- **GOAL**: Copy each line of the data below with the word "Yenileme".

- **INPUT DATA**:
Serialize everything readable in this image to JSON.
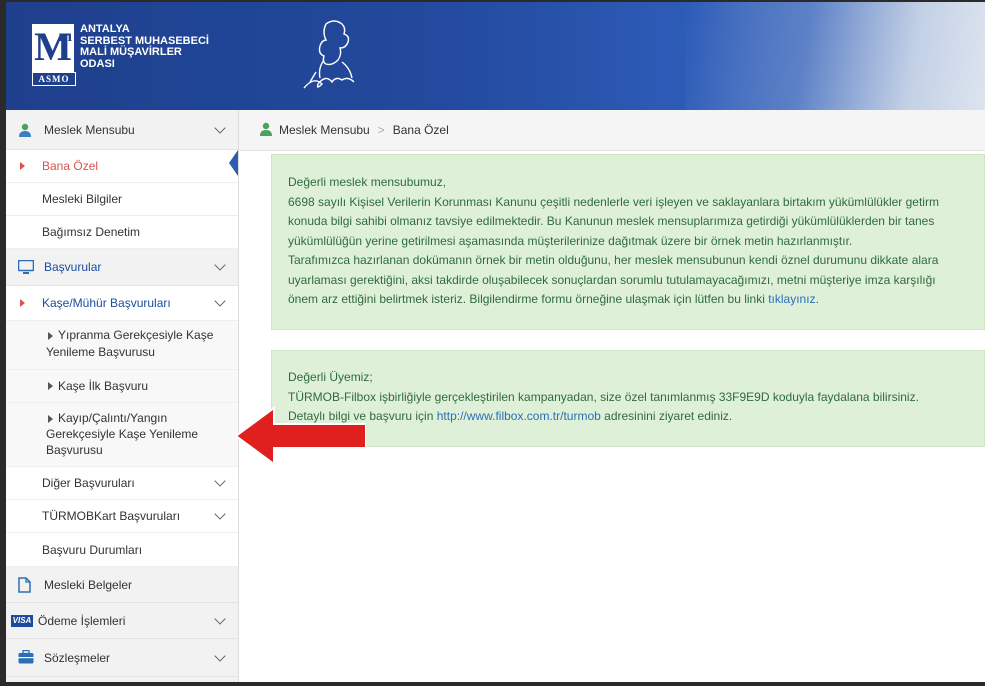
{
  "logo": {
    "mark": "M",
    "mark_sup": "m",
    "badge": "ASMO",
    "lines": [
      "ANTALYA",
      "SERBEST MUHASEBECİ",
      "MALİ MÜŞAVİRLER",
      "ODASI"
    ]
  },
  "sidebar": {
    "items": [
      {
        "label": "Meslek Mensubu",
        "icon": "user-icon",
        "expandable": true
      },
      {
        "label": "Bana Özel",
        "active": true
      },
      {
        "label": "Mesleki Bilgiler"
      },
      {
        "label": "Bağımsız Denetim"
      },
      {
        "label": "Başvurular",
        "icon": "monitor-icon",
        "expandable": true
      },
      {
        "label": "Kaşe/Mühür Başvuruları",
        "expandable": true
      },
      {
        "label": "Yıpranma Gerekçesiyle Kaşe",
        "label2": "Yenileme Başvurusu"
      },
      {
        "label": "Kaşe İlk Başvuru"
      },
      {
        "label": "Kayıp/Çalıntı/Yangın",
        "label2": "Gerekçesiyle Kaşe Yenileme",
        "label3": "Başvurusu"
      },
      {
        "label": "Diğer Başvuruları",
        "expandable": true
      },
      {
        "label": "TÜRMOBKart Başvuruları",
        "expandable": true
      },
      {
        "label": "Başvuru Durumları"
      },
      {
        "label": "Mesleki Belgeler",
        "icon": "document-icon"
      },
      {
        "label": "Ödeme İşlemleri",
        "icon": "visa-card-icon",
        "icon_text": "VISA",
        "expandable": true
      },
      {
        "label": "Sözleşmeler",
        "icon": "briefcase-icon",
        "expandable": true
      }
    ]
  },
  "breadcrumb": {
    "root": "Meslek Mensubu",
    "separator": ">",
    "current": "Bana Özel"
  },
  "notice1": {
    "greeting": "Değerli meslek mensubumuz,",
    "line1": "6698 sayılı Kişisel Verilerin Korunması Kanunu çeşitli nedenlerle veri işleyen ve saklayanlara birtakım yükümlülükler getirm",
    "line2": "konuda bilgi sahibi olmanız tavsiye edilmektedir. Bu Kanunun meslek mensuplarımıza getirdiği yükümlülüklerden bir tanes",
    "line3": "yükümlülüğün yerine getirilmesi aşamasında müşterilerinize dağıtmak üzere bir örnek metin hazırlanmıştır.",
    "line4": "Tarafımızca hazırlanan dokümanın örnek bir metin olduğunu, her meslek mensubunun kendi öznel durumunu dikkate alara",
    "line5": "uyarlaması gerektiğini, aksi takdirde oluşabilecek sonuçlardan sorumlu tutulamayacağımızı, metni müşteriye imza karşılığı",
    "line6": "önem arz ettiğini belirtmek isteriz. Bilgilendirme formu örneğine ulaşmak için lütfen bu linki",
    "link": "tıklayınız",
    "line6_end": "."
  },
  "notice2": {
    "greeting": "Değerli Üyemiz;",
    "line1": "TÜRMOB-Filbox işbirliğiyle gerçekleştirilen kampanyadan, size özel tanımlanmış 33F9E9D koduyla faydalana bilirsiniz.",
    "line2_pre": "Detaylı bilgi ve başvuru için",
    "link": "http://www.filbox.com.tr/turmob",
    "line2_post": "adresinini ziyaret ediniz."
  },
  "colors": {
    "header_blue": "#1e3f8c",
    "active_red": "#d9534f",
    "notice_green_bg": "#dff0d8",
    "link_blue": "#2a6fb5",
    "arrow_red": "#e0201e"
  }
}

- **RESPONSE FOR THIS EXERCISE**:
        "label2": "Yenileme Başvurusu"
        "label2": "Gerekçesiyle Kaşe Yenileme",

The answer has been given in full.